----- Exercise materials
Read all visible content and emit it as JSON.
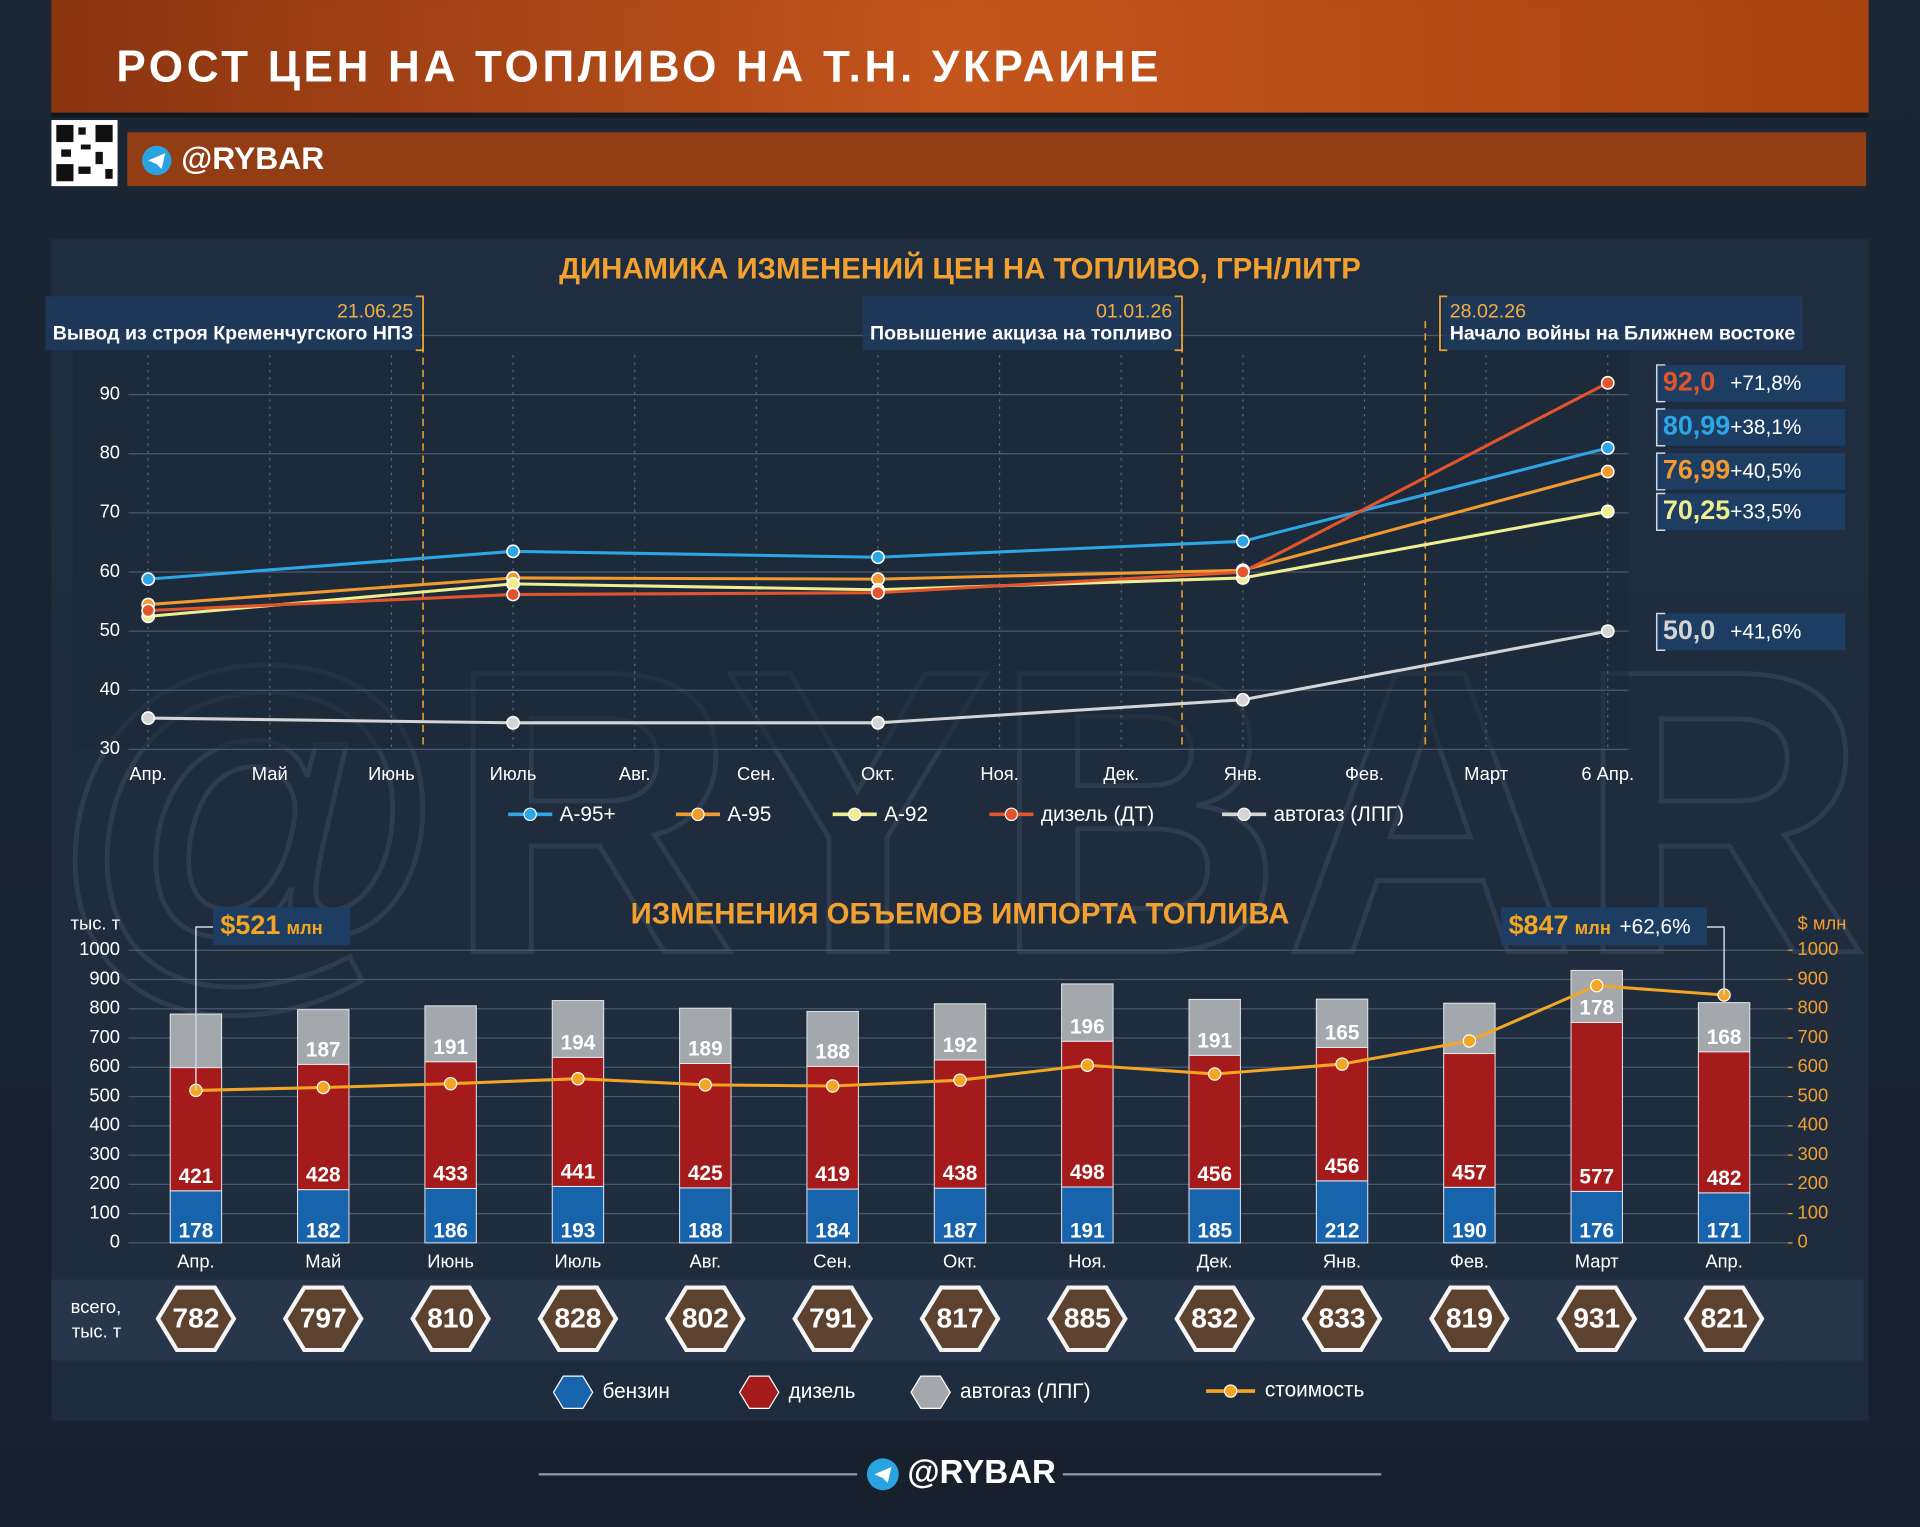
{
  "header": {
    "title": "РОСТ ЦЕН НА ТОПЛИВО НА Т.Н. УКРАИНЕ",
    "handle": "@RYBAR"
  },
  "footer": {
    "handle": "@RYBAR"
  },
  "chart_data": [
    {
      "type": "line",
      "title": "ДИНАМИКА ИЗМЕНЕНИЙ ЦЕН НА ТОПЛИВО, ГРН/ЛИТР",
      "categories": [
        "Апр.",
        "Май",
        "Июнь",
        "Июль",
        "Авг.",
        "Сен.",
        "Окт.",
        "Ноя.",
        "Дек.",
        "Янв.",
        "Фев.",
        "Март",
        "6 Апр."
      ],
      "ylim": [
        30,
        100
      ],
      "yticks": [
        30,
        40,
        50,
        60,
        70,
        80,
        90
      ],
      "grid": true,
      "legend": "bottom",
      "events": [
        {
          "date": "21.06.25",
          "label": "Вывод из строя Кременчугского НПЗ"
        },
        {
          "date": "01.01.26",
          "label": "Повышение акциза на топливо"
        },
        {
          "date": "28.02.26",
          "label": "Начало войны на Ближнем востоке"
        }
      ],
      "series": [
        {
          "name": "А-95+",
          "color": "#2ea6e6",
          "values": [
            58.8,
            null,
            null,
            63.5,
            null,
            null,
            62.5,
            null,
            null,
            65.2,
            null,
            null,
            80.99
          ],
          "value_labels": [
            null,
            null,
            null,
            null,
            null,
            null,
            null,
            null,
            null,
            null,
            null,
            null,
            "80,99"
          ],
          "change_label": "+38,1%"
        },
        {
          "name": "А-95",
          "color": "#f29a2e",
          "values": [
            54.5,
            null,
            null,
            59.0,
            null,
            null,
            58.8,
            null,
            null,
            60.3,
            null,
            null,
            76.99
          ],
          "value_labels": [
            null,
            null,
            null,
            null,
            null,
            null,
            null,
            null,
            null,
            null,
            null,
            null,
            "76,99"
          ],
          "change_label": "+40,5%"
        },
        {
          "name": "А-92",
          "color": "#eeee90",
          "values": [
            52.5,
            null,
            null,
            58.0,
            null,
            null,
            57.0,
            null,
            null,
            59.0,
            null,
            null,
            70.25
          ],
          "value_labels": [
            null,
            null,
            null,
            null,
            null,
            null,
            null,
            null,
            null,
            null,
            null,
            null,
            "70,25"
          ],
          "change_label": "+33,5%"
        },
        {
          "name": "дизель (ДТ)",
          "color": "#e2552c",
          "values": [
            53.5,
            null,
            null,
            56.2,
            null,
            null,
            56.5,
            null,
            null,
            60.0,
            null,
            null,
            92.0
          ],
          "value_labels": [
            null,
            null,
            null,
            null,
            null,
            null,
            null,
            null,
            null,
            null,
            null,
            null,
            "92,0"
          ],
          "change_label": "+71,8%"
        },
        {
          "name": "автогаз (ЛПГ)",
          "color": "#d4d4d4",
          "values": [
            35.3,
            null,
            null,
            34.5,
            null,
            null,
            34.5,
            null,
            null,
            38.4,
            null,
            null,
            50.0
          ],
          "value_labels": [
            null,
            null,
            null,
            null,
            null,
            null,
            null,
            null,
            null,
            null,
            null,
            null,
            "50,0"
          ],
          "change_label": "+41,6%"
        }
      ]
    },
    {
      "type": "bar",
      "stacked": true,
      "title": "ИЗМЕНЕНИЯ ОБЪЕМОВ ИМПОРТА ТОПЛИВА",
      "ylabel": "тыс. т",
      "y2label": "$ млн",
      "categories": [
        "Апр.",
        "Май",
        "Июнь",
        "Июль",
        "Авг.",
        "Сен.",
        "Окт.",
        "Ноя.",
        "Дек.",
        "Янв.",
        "Фев.",
        "Март",
        "Апр."
      ],
      "ylim": [
        0,
        1000
      ],
      "yticks": [
        0,
        100,
        200,
        300,
        400,
        500,
        600,
        700,
        800,
        900,
        1000
      ],
      "y2lim": [
        0,
        1000
      ],
      "y2ticks": [
        0,
        100,
        200,
        300,
        400,
        500,
        600,
        700,
        800,
        900,
        1000
      ],
      "grid": true,
      "legend": "bottom",
      "series": [
        {
          "name": "бензин",
          "color": "#1764ad",
          "values": [
            178,
            182,
            186,
            193,
            188,
            184,
            187,
            191,
            185,
            212,
            190,
            176,
            171
          ]
        },
        {
          "name": "дизель",
          "color": "#a51a1a",
          "values": [
            421,
            428,
            433,
            441,
            425,
            419,
            438,
            498,
            456,
            456,
            457,
            577,
            482
          ]
        },
        {
          "name": "автогаз (ЛПГ)",
          "color": "#a4a8ad",
          "values": [
            183,
            187,
            191,
            194,
            189,
            188,
            192,
            196,
            191,
            165,
            172,
            178,
            168
          ],
          "value_labels": [
            null,
            "187",
            "191",
            "194",
            "189",
            "188",
            "192",
            "196",
            "191",
            "165",
            null,
            "178",
            "168"
          ]
        },
        {
          "name": "стоимость",
          "type": "line",
          "axis": "y2",
          "color": "#f2a624",
          "values": [
            521,
            531,
            544,
            561,
            540,
            536,
            556,
            607,
            577,
            611,
            690,
            879,
            847
          ],
          "value_labels": [
            "$521",
            null,
            null,
            null,
            null,
            null,
            null,
            null,
            null,
            null,
            null,
            null,
            "$847"
          ],
          "value_unit": "млн",
          "change_label": "+62,6%"
        }
      ],
      "totals": {
        "label": "всего, тыс. т",
        "values": [
          782,
          797,
          810,
          828,
          802,
          791,
          817,
          885,
          832,
          833,
          819,
          931,
          821
        ]
      }
    }
  ]
}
----------
▶ **Exercise objective**: Leave out the pictures, and give all the records again exactly.

▶ **Exercise response**:
Read all visible content and emit it as JSON.
{
  "header": {
    "title": "РОСТ ЦЕН НА ТОПЛИВО НА Т.Н. УКРАИНЕ",
    "handle": "@RYBAR"
  },
  "footer": {
    "handle": "@RYBAR"
  },
  "chart_data": [
    {
      "type": "line",
      "title": "ДИНАМИКА ИЗМЕНЕНИЙ ЦЕН НА ТОПЛИВО, ГРН/ЛИТР",
      "categories": [
        "Апр.",
        "Май",
        "Июнь",
        "Июль",
        "Авг.",
        "Сен.",
        "Окт.",
        "Ноя.",
        "Дек.",
        "Янв.",
        "Фев.",
        "Март",
        "6 Апр."
      ],
      "ylim": [
        30,
        100
      ],
      "yticks": [
        30,
        40,
        50,
        60,
        70,
        80,
        90
      ],
      "grid": true,
      "legend": "bottom",
      "events": [
        {
          "date": "21.06.25",
          "label": "Вывод из строя Кременчугского НПЗ"
        },
        {
          "date": "01.01.26",
          "label": "Повышение акциза на топливо"
        },
        {
          "date": "28.02.26",
          "label": "Начало войны на Ближнем востоке"
        }
      ],
      "series": [
        {
          "name": "А-95+",
          "color": "#2ea6e6",
          "values": [
            58.8,
            null,
            null,
            63.5,
            null,
            null,
            62.5,
            null,
            null,
            65.2,
            null,
            null,
            80.99
          ],
          "value_labels": [
            null,
            null,
            null,
            null,
            null,
            null,
            null,
            null,
            null,
            null,
            null,
            null,
            "80,99"
          ],
          "change_label": "+38,1%"
        },
        {
          "name": "А-95",
          "color": "#f29a2e",
          "values": [
            54.5,
            null,
            null,
            59.0,
            null,
            null,
            58.8,
            null,
            null,
            60.3,
            null,
            null,
            76.99
          ],
          "value_labels": [
            null,
            null,
            null,
            null,
            null,
            null,
            null,
            null,
            null,
            null,
            null,
            null,
            "76,99"
          ],
          "change_label": "+40,5%"
        },
        {
          "name": "А-92",
          "color": "#eeee90",
          "values": [
            52.5,
            null,
            null,
            58.0,
            null,
            null,
            57.0,
            null,
            null,
            59.0,
            null,
            null,
            70.25
          ],
          "value_labels": [
            null,
            null,
            null,
            null,
            null,
            null,
            null,
            null,
            null,
            null,
            null,
            null,
            "70,25"
          ],
          "change_label": "+33,5%"
        },
        {
          "name": "дизель (ДТ)",
          "color": "#e2552c",
          "values": [
            53.5,
            null,
            null,
            56.2,
            null,
            null,
            56.5,
            null,
            null,
            60.0,
            null,
            null,
            92.0
          ],
          "value_labels": [
            null,
            null,
            null,
            null,
            null,
            null,
            null,
            null,
            null,
            null,
            null,
            null,
            "92,0"
          ],
          "change_label": "+71,8%"
        },
        {
          "name": "автогаз (ЛПГ)",
          "color": "#d4d4d4",
          "values": [
            35.3,
            null,
            null,
            34.5,
            null,
            null,
            34.5,
            null,
            null,
            38.4,
            null,
            null,
            50.0
          ],
          "value_labels": [
            null,
            null,
            null,
            null,
            null,
            null,
            null,
            null,
            null,
            null,
            null,
            null,
            "50,0"
          ],
          "change_label": "+41,6%"
        }
      ]
    },
    {
      "type": "bar",
      "stacked": true,
      "title": "ИЗМЕНЕНИЯ ОБЪЕМОВ ИМПОРТА ТОПЛИВА",
      "ylabel": "тыс. т",
      "y2label": "$ млн",
      "categories": [
        "Апр.",
        "Май",
        "Июнь",
        "Июль",
        "Авг.",
        "Сен.",
        "Окт.",
        "Ноя.",
        "Дек.",
        "Янв.",
        "Фев.",
        "Март",
        "Апр."
      ],
      "ylim": [
        0,
        1000
      ],
      "yticks": [
        0,
        100,
        200,
        300,
        400,
        500,
        600,
        700,
        800,
        900,
        1000
      ],
      "y2lim": [
        0,
        1000
      ],
      "y2ticks": [
        0,
        100,
        200,
        300,
        400,
        500,
        600,
        700,
        800,
        900,
        1000
      ],
      "grid": true,
      "legend": "bottom",
      "series": [
        {
          "name": "бензин",
          "color": "#1764ad",
          "values": [
            178,
            182,
            186,
            193,
            188,
            184,
            187,
            191,
            185,
            212,
            190,
            176,
            171
          ]
        },
        {
          "name": "дизель",
          "color": "#a51a1a",
          "values": [
            421,
            428,
            433,
            441,
            425,
            419,
            438,
            498,
            456,
            456,
            457,
            577,
            482
          ]
        },
        {
          "name": "автогаз (ЛПГ)",
          "color": "#a4a8ad",
          "values": [
            183,
            187,
            191,
            194,
            189,
            188,
            192,
            196,
            191,
            165,
            172,
            178,
            168
          ],
          "value_labels": [
            null,
            "187",
            "191",
            "194",
            "189",
            "188",
            "192",
            "196",
            "191",
            "165",
            null,
            "178",
            "168"
          ]
        },
        {
          "name": "стоимость",
          "type": "line",
          "axis": "y2",
          "color": "#f2a624",
          "values": [
            521,
            531,
            544,
            561,
            540,
            536,
            556,
            607,
            577,
            611,
            690,
            879,
            847
          ],
          "value_labels": [
            "$521",
            null,
            null,
            null,
            null,
            null,
            null,
            null,
            null,
            null,
            null,
            null,
            "$847"
          ],
          "value_unit": "млн",
          "change_label": "+62,6%"
        }
      ],
      "totals": {
        "label": "всего, тыс. т",
        "values": [
          782,
          797,
          810,
          828,
          802,
          791,
          817,
          885,
          832,
          833,
          819,
          931,
          821
        ]
      }
    }
  ]
}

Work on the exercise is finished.